━━ RECORDED INFORMATION ━━

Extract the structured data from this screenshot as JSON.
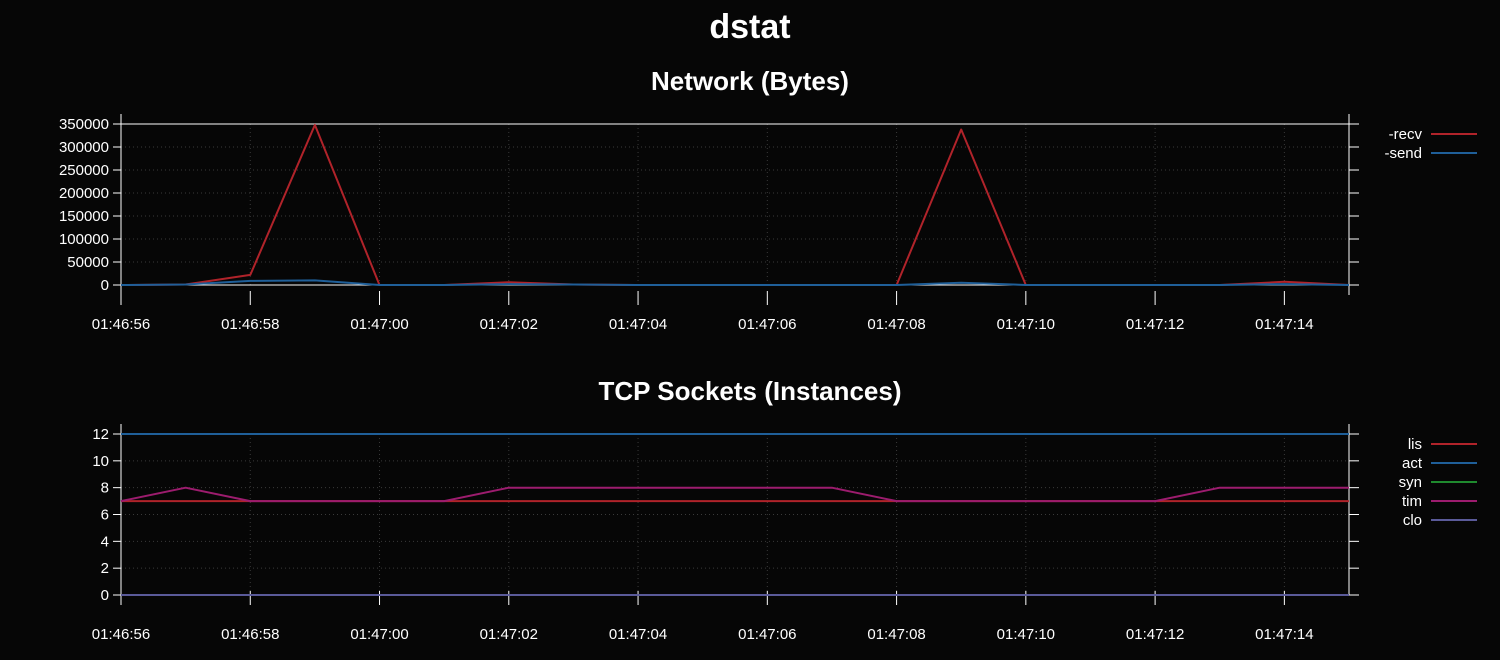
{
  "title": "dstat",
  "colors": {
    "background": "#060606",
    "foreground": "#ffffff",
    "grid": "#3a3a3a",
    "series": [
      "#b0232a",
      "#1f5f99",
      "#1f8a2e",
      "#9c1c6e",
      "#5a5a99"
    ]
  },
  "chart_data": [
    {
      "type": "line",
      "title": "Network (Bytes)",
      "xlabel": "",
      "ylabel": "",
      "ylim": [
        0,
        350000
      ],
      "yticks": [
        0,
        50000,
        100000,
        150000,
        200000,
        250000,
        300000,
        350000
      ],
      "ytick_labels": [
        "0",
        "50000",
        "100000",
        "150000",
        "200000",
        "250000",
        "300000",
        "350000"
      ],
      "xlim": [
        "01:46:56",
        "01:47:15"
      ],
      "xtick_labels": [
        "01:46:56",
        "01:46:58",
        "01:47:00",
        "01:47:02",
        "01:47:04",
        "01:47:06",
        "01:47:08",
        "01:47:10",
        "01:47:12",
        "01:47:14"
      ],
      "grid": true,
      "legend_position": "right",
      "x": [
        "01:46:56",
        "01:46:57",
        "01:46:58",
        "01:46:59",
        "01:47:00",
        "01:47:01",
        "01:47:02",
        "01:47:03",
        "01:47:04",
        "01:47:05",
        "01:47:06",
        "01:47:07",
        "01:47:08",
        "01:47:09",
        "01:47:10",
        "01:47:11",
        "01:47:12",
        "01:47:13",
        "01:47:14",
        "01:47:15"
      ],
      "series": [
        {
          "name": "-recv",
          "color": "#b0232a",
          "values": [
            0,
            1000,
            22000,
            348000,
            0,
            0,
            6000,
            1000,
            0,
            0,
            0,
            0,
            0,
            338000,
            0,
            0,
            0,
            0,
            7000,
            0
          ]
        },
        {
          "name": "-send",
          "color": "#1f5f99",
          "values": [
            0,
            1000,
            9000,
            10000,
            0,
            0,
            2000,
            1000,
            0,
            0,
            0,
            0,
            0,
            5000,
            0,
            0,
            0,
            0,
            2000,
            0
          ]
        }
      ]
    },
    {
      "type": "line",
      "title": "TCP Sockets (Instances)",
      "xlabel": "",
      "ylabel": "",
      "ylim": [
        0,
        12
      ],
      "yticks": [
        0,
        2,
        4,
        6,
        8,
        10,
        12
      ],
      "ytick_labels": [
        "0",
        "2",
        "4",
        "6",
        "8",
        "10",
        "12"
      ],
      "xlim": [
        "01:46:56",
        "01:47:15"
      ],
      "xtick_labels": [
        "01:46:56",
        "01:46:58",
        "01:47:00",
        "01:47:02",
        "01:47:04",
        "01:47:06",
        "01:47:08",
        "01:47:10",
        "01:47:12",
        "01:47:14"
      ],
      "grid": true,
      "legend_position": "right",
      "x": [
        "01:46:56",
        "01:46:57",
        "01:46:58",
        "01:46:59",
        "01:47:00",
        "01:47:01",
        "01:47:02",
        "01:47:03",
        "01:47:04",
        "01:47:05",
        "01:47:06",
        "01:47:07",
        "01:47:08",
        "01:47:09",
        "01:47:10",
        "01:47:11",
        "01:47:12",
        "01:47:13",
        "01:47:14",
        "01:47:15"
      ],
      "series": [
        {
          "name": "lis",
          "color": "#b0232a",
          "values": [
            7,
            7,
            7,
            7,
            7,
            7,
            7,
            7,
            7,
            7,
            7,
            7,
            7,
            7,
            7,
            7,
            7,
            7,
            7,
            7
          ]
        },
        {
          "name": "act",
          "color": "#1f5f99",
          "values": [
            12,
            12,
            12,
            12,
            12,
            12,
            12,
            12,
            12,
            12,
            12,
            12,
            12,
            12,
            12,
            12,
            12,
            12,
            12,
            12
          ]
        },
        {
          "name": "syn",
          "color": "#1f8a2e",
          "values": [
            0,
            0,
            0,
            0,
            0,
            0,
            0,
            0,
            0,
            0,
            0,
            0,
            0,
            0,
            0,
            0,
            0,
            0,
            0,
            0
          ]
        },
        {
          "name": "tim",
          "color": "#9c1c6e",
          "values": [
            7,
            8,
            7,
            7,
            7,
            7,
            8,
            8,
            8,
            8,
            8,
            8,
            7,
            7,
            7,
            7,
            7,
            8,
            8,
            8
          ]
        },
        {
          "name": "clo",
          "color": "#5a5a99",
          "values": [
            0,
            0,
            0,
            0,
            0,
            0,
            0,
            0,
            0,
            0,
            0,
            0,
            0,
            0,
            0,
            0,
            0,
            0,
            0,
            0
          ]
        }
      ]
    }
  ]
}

━━━
━━ RECORDED INFORMATION ━━

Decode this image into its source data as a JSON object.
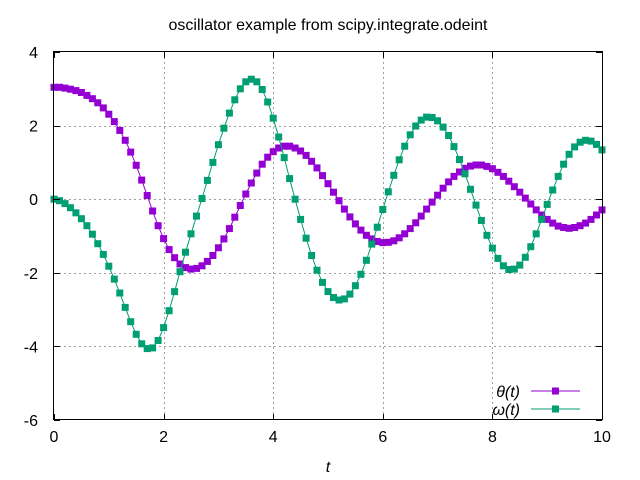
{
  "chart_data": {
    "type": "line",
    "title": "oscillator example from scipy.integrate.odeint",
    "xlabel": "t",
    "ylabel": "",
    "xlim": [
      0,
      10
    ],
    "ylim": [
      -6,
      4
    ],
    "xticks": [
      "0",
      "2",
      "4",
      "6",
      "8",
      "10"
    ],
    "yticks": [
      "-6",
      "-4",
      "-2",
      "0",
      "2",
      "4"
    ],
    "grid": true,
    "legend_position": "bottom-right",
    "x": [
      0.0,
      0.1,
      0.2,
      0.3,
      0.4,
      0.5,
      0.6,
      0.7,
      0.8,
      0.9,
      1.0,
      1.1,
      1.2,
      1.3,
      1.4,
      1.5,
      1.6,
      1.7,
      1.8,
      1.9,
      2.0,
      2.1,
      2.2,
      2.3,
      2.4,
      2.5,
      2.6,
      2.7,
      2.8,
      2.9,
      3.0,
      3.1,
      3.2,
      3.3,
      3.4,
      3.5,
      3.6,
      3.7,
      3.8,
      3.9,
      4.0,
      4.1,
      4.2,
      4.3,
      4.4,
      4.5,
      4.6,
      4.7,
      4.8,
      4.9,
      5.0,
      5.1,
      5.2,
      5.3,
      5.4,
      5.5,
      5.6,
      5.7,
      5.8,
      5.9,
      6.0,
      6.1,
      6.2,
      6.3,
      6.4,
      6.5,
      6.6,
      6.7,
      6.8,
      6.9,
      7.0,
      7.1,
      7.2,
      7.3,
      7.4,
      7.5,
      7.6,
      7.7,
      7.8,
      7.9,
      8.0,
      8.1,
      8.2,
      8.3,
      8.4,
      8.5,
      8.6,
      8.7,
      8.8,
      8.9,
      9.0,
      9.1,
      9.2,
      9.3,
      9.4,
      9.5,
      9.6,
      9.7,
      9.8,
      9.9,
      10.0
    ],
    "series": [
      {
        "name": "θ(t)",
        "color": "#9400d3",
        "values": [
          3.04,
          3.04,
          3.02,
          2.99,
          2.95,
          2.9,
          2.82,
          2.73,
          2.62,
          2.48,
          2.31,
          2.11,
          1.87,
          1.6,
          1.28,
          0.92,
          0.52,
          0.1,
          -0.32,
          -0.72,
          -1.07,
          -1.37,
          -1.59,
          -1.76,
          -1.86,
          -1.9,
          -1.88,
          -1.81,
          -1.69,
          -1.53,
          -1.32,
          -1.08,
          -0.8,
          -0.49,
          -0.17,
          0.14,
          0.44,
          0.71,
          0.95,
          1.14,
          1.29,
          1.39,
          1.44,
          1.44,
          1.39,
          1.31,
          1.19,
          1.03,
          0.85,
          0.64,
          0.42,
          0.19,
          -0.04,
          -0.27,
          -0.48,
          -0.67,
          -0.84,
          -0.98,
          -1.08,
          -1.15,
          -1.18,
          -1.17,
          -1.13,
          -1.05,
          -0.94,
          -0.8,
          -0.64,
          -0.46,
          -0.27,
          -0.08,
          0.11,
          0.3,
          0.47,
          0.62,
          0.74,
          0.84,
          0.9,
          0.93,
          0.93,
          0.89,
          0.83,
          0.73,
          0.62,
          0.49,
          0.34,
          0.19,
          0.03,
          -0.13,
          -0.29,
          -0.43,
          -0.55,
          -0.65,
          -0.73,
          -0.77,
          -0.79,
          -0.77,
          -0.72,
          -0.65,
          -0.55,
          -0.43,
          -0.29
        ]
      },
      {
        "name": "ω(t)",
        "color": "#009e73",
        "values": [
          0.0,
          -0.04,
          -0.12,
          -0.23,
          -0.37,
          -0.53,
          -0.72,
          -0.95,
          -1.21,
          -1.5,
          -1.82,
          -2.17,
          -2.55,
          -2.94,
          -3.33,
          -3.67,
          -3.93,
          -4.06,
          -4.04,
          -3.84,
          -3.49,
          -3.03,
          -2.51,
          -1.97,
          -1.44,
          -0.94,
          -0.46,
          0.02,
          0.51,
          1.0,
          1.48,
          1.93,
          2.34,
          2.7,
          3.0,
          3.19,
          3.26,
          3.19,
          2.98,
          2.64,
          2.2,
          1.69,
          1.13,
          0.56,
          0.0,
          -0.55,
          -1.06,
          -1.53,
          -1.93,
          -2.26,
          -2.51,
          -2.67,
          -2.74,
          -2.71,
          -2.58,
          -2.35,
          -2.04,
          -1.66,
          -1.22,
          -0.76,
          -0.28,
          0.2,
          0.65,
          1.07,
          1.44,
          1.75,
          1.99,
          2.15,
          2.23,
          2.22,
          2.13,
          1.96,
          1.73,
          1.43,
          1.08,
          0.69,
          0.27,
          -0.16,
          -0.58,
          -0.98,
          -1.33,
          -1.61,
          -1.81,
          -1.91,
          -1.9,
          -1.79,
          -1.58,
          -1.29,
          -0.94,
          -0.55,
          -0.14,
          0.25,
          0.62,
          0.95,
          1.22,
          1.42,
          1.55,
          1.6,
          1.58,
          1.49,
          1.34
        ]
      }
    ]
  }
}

━━━

[EXERCISE REQUIREMENTS]
Check each line of the records for "name" and copy the ones that contain it.

[WRITTEN RESPONSE]
          "name": "-recv",
          "name": "-send",
          "name": "lis",
          "name": "act",
          "name": "syn",
          "name": "tim",
          "name": "clo",
        "name": "θ(t)",
        "name": "ω(t)",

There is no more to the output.